■ THE TASK: Without the images, output each record below as it stands.
::::::::::
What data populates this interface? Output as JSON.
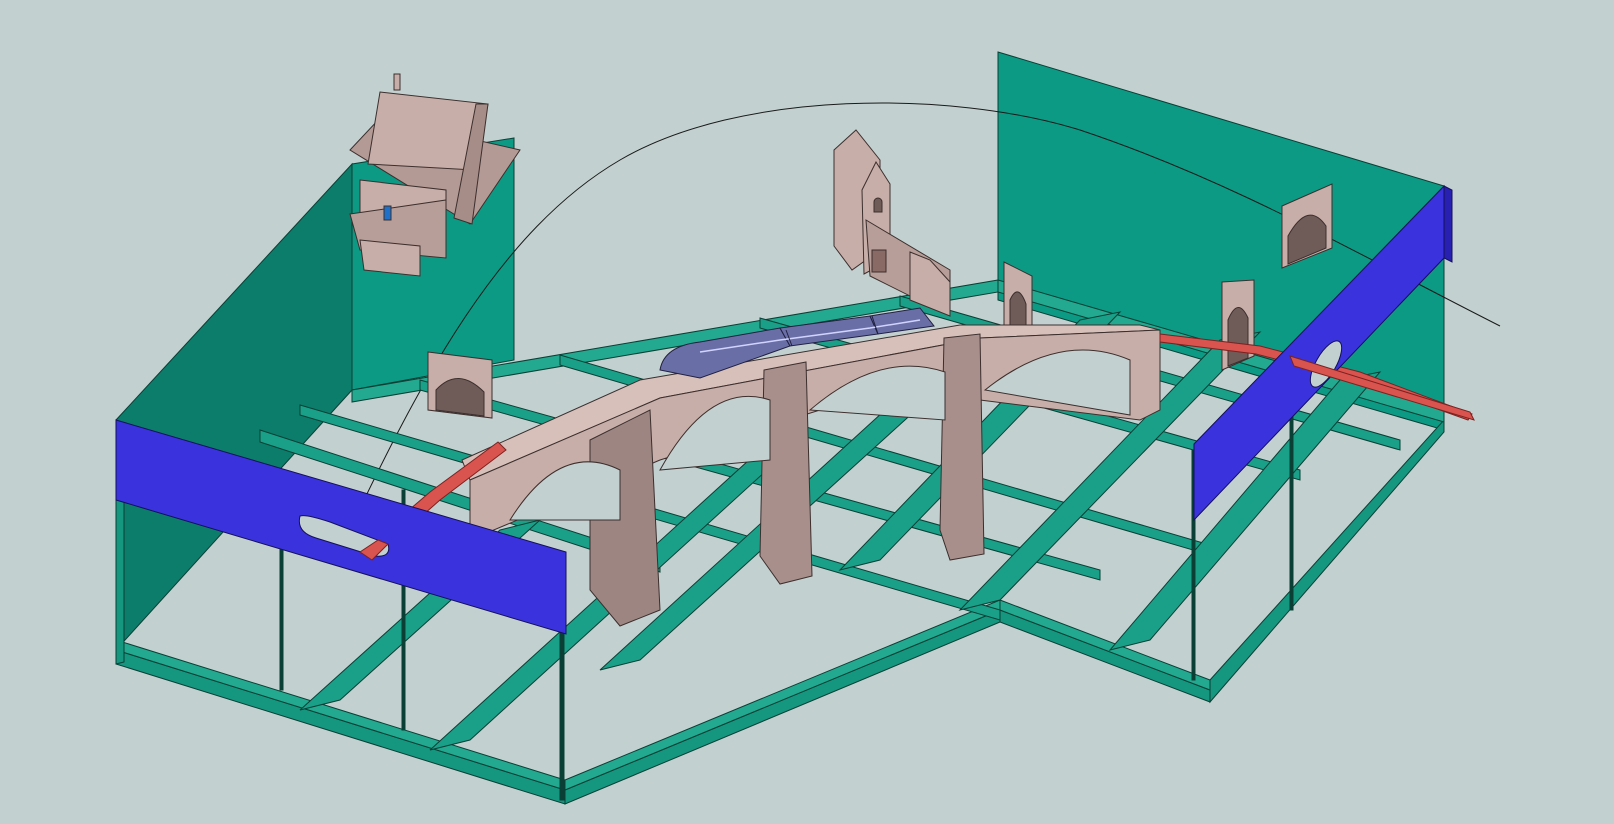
{
  "scene": {
    "background_color": "#c3d0d0",
    "colors": {
      "frame_teal": "#14967f",
      "frame_teal_dark": "#0b7d6a",
      "backdrop_teal": "#0c9a84",
      "fascia_blue": "#3a32dc",
      "fascia_blue_dark": "#2820b0",
      "viaduct_stone": "#c8aea8",
      "viaduct_shadow": "#9d8582",
      "track_red": "#d9534f",
      "train_body": "#6a6ea6",
      "building_stone": "#c8aea8"
    },
    "objects": [
      {
        "name": "benchwork-frame",
        "icon": "grid-frame"
      },
      {
        "name": "backdrop-left",
        "icon": "panel"
      },
      {
        "name": "backdrop-right",
        "icon": "panel"
      },
      {
        "name": "fascia-left",
        "icon": "panel"
      },
      {
        "name": "fascia-right",
        "icon": "panel"
      },
      {
        "name": "stone-viaduct",
        "icon": "bridge"
      },
      {
        "name": "rail-train",
        "icon": "train"
      },
      {
        "name": "house-building",
        "icon": "house"
      },
      {
        "name": "church-building",
        "icon": "church"
      },
      {
        "name": "tunnel-portals",
        "icon": "tunnel"
      },
      {
        "name": "track-ribbon",
        "icon": "track"
      }
    ]
  }
}
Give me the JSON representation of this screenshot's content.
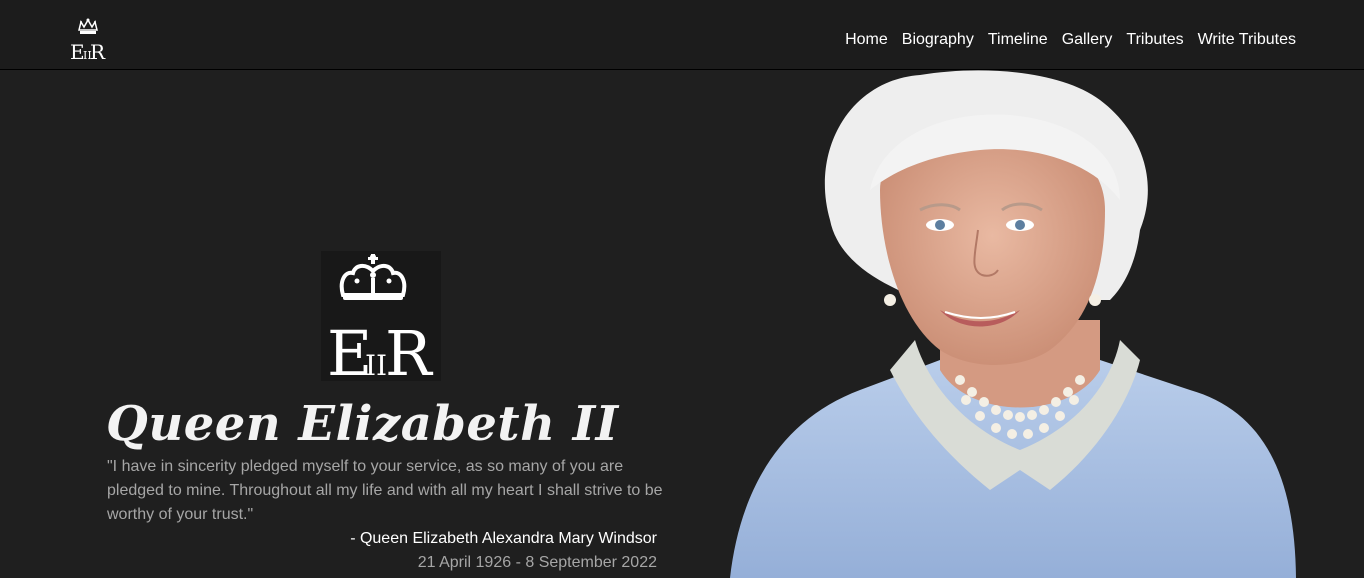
{
  "nav": {
    "logo_text": "EIIR",
    "links": [
      "Home",
      "Biography",
      "Timeline",
      "Gallery",
      "Tributes",
      "Write Tributes"
    ]
  },
  "hero": {
    "emblem_text": "EIIR",
    "title": "Queen Elizabeth II",
    "quote": "\"I have in sincerity pledged myself to your service, as so many of you are pledged to mine. Throughout all my life and with all my heart I shall strive to be worthy of your trust.\"",
    "attribution": "- Queen Elizabeth Alexandra Mary Windsor",
    "dates": "21 April 1926 - 8 September 2022"
  },
  "colors": {
    "background": "#1f1f1f",
    "nav_background": "#1c1c1c",
    "text_primary": "#ffffff",
    "text_muted": "#a6a6a6",
    "dress": "#a9c2e6"
  },
  "icons": {
    "logo": "royal-cypher-crown-icon",
    "emblem": "royal-cypher-crown-icon"
  }
}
::::::::::
■ WORKED ANSWER:
What data populates this interface? Output as JSON.
{
  "scene": {
    "background_color": "#c3d0d0",
    "colors": {
      "frame_teal": "#14967f",
      "frame_teal_dark": "#0b7d6a",
      "backdrop_teal": "#0c9a84",
      "fascia_blue": "#3a32dc",
      "fascia_blue_dark": "#2820b0",
      "viaduct_stone": "#c8aea8",
      "viaduct_shadow": "#9d8582",
      "track_red": "#d9534f",
      "train_body": "#6a6ea6",
      "building_stone": "#c8aea8"
    },
    "objects": [
      {
        "name": "benchwork-frame",
        "icon": "grid-frame"
      },
      {
        "name": "backdrop-left",
        "icon": "panel"
      },
      {
        "name": "backdrop-right",
        "icon": "panel"
      },
      {
        "name": "fascia-left",
        "icon": "panel"
      },
      {
        "name": "fascia-right",
        "icon": "panel"
      },
      {
        "name": "stone-viaduct",
        "icon": "bridge"
      },
      {
        "name": "rail-train",
        "icon": "train"
      },
      {
        "name": "house-building",
        "icon": "house"
      },
      {
        "name": "church-building",
        "icon": "church"
      },
      {
        "name": "tunnel-portals",
        "icon": "tunnel"
      },
      {
        "name": "track-ribbon",
        "icon": "track"
      }
    ]
  }
}
Give me the JSON representation of this screenshot's content.
{
  "nav": {
    "logo_text": "EIIR",
    "links": [
      "Home",
      "Biography",
      "Timeline",
      "Gallery",
      "Tributes",
      "Write Tributes"
    ]
  },
  "hero": {
    "emblem_text": "EIIR",
    "title": "Queen Elizabeth II",
    "quote": "\"I have in sincerity pledged myself to your service, as so many of you are pledged to mine. Throughout all my life and with all my heart I shall strive to be worthy of your trust.\"",
    "attribution": "- Queen Elizabeth Alexandra Mary Windsor",
    "dates": "21 April 1926 - 8 September 2022"
  },
  "colors": {
    "background": "#1f1f1f",
    "nav_background": "#1c1c1c",
    "text_primary": "#ffffff",
    "text_muted": "#a6a6a6",
    "dress": "#a9c2e6"
  },
  "icons": {
    "logo": "royal-cypher-crown-icon",
    "emblem": "royal-cypher-crown-icon"
  }
}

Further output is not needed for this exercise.